--- About this exercise ---
Copy each line of the material below that includes the string "Hematopoietic".

--- Records shown ---
______
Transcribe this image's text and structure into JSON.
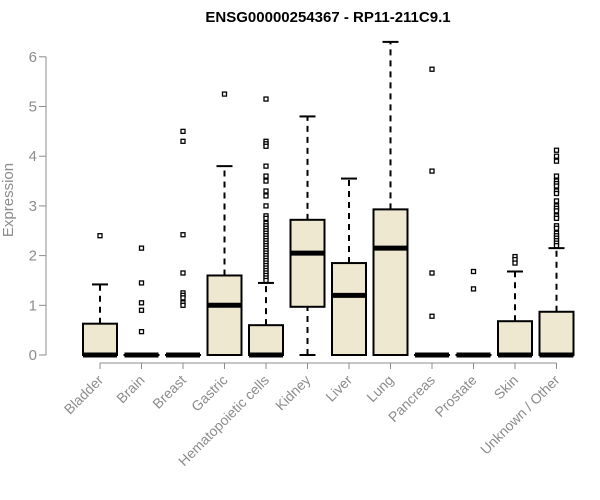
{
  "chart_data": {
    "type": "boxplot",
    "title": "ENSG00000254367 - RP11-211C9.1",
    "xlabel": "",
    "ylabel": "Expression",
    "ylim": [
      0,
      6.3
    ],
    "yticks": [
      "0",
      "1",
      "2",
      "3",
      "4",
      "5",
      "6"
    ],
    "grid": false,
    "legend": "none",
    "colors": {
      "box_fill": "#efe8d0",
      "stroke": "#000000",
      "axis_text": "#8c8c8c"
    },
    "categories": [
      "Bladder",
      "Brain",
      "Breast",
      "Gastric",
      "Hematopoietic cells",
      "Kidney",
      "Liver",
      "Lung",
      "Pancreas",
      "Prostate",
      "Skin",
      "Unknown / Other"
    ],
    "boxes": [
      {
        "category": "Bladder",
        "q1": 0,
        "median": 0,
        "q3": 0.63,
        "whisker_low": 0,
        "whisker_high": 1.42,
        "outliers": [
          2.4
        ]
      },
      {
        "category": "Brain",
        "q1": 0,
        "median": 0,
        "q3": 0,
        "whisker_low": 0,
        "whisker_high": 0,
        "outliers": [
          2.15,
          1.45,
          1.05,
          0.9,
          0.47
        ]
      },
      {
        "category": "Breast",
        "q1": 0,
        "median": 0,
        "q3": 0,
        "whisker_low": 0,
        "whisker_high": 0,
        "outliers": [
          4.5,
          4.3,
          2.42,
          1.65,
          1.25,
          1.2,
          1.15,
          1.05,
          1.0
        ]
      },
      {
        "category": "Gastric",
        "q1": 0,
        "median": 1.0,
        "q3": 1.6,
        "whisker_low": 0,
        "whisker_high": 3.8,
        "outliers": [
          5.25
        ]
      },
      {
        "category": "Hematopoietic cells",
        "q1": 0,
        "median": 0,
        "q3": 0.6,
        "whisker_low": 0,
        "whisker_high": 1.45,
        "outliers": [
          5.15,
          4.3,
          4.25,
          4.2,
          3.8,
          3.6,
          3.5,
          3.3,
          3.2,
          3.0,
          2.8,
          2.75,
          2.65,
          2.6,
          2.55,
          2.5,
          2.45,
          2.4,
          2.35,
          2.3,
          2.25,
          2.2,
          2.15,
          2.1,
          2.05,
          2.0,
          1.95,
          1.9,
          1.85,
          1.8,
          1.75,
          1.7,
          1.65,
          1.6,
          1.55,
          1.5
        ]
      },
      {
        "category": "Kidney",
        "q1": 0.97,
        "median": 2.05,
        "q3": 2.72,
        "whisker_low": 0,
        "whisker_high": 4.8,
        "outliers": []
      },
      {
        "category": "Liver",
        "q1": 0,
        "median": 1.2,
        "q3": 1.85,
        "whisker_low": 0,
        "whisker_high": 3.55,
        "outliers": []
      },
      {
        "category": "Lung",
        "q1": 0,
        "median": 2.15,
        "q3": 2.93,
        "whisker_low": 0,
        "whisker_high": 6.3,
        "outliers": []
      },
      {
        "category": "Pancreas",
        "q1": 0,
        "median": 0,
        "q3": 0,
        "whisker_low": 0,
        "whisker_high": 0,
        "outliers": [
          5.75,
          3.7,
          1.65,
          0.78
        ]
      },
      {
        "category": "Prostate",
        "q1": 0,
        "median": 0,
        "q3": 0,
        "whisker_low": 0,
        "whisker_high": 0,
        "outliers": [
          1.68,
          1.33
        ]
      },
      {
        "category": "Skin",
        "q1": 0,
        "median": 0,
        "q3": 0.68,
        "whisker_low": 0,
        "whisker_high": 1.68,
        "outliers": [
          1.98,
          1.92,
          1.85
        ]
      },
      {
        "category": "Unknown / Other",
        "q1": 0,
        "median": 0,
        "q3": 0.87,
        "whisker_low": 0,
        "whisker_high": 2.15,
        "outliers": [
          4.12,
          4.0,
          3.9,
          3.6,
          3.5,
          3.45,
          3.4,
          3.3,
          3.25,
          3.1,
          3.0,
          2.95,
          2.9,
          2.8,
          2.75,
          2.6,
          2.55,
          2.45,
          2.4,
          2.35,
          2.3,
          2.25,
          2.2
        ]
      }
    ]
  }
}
______
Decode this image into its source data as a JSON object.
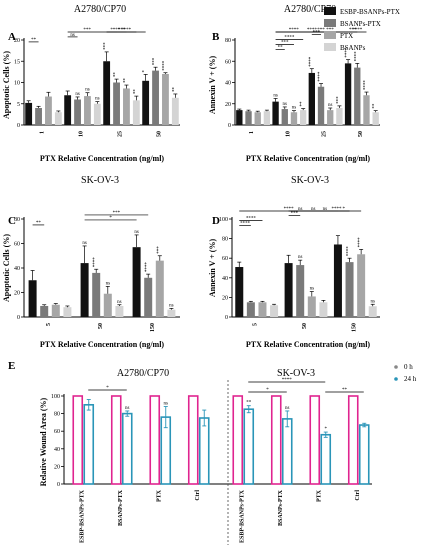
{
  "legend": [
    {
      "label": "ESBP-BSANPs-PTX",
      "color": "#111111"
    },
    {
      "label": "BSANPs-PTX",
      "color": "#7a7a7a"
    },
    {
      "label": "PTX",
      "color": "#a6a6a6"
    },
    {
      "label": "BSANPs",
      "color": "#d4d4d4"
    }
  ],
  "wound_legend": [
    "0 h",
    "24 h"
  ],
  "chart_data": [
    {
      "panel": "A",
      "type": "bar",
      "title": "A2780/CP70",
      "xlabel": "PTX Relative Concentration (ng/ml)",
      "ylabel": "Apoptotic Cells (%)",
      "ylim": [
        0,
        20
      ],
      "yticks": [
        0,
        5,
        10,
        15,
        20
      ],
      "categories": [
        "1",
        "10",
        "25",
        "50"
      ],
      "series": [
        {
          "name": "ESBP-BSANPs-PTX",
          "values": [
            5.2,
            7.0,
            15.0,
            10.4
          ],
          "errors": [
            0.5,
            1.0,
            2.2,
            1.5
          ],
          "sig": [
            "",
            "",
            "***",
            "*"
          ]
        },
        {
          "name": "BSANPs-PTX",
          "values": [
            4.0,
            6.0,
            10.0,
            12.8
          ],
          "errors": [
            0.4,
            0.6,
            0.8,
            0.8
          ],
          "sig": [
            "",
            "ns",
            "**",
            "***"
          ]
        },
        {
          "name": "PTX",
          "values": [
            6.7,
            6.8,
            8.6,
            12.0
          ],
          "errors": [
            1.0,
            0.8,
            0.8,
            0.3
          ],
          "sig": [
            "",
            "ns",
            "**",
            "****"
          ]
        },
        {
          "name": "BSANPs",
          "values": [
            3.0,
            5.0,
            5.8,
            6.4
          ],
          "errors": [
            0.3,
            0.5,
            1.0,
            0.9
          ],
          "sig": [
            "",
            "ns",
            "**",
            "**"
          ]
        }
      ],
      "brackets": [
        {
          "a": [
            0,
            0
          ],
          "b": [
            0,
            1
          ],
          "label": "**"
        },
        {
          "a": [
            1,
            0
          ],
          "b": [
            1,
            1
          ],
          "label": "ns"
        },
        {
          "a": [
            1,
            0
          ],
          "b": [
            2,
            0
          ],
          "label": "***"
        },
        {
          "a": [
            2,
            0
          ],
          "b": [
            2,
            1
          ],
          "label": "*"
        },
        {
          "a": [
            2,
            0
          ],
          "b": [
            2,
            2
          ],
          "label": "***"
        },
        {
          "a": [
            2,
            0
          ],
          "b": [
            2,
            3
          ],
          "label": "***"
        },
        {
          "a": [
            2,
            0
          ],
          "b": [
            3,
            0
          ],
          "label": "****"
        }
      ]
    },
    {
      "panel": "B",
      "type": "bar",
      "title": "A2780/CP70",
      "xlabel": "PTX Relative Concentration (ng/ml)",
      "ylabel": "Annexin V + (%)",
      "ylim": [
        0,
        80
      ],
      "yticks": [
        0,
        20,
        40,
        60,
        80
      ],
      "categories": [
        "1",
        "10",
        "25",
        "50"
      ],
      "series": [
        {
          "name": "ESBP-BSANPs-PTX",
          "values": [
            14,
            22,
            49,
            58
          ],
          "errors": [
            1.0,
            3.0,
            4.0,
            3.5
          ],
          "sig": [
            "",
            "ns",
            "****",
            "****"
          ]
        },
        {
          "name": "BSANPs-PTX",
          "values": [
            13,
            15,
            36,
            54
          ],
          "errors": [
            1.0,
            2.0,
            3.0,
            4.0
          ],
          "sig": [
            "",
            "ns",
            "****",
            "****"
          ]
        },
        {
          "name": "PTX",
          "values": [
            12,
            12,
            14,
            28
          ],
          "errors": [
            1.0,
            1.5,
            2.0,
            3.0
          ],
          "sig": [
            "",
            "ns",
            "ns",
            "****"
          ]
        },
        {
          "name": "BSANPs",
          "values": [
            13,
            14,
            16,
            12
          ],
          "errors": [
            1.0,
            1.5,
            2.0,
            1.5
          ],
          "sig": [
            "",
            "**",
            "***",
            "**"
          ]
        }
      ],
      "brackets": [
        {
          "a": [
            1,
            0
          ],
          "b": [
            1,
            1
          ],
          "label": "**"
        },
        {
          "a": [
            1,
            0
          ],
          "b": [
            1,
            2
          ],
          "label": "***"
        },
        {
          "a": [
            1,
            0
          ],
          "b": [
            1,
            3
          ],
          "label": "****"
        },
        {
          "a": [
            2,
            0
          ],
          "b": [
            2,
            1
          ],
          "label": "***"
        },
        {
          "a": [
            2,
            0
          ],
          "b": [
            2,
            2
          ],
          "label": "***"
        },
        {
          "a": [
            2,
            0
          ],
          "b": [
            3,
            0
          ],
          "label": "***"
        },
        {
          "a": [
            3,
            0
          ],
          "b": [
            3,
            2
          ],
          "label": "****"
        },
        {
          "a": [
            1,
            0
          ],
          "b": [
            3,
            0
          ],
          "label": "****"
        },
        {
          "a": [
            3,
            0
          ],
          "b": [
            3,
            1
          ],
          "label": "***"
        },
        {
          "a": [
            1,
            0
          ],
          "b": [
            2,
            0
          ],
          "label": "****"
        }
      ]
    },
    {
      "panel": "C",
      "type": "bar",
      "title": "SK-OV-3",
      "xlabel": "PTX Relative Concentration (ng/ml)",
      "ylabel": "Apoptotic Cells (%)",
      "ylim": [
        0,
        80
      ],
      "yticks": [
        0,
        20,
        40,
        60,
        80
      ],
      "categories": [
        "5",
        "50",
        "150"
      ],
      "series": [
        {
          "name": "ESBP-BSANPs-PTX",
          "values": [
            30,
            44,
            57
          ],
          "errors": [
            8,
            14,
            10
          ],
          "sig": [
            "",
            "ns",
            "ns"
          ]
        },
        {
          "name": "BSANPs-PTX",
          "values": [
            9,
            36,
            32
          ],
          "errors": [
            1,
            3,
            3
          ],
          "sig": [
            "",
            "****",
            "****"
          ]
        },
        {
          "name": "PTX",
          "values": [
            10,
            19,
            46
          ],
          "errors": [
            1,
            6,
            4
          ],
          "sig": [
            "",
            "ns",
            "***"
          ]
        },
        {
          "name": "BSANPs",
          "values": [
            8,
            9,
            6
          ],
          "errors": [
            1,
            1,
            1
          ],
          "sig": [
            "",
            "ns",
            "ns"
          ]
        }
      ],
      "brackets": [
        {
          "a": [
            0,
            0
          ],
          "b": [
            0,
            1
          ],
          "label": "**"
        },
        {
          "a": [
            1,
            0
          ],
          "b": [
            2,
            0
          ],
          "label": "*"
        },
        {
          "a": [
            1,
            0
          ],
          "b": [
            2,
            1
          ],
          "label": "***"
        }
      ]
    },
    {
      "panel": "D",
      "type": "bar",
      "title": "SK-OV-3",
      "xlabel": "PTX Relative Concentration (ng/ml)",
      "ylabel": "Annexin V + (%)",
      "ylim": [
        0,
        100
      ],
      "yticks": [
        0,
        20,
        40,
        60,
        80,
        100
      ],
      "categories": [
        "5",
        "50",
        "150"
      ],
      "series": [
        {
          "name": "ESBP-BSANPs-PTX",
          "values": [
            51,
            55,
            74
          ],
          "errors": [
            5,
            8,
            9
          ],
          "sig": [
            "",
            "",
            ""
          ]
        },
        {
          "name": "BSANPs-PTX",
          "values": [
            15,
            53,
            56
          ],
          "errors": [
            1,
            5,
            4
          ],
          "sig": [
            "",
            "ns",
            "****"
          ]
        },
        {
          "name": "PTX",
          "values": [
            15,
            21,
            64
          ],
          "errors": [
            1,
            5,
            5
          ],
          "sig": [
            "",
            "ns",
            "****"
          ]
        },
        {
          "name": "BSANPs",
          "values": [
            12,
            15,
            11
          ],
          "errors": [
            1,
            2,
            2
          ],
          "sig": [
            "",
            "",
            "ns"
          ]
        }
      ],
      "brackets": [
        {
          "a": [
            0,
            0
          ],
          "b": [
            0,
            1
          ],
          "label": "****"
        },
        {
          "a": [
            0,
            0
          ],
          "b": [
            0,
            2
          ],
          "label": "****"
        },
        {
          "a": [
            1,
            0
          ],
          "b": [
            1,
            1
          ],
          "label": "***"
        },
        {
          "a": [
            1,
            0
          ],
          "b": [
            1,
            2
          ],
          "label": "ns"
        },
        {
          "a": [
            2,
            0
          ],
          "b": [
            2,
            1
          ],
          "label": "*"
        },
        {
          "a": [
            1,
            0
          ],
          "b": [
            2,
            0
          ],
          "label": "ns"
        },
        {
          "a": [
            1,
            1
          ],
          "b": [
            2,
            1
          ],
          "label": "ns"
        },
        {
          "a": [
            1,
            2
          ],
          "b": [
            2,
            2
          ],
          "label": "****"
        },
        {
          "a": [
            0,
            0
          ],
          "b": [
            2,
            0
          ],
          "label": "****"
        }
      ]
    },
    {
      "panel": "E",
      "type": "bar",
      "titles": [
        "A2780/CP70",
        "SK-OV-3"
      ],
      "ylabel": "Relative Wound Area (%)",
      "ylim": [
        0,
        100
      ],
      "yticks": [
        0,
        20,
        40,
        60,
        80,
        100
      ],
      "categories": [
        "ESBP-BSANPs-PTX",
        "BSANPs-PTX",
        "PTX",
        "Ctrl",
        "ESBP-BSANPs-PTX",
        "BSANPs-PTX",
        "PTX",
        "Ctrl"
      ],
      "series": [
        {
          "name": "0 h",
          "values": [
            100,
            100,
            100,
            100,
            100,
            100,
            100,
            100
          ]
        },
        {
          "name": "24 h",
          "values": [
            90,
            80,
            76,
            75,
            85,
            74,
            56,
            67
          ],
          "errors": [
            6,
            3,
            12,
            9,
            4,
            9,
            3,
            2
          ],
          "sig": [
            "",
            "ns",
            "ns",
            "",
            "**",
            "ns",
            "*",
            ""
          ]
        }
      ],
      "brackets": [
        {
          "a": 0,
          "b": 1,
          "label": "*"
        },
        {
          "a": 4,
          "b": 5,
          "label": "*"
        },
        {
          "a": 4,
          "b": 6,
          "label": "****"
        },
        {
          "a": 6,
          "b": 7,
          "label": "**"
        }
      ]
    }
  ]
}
______
--- Completed exercise ---
      "Hematopoietic cells",
        "category": "Hematopoietic cells",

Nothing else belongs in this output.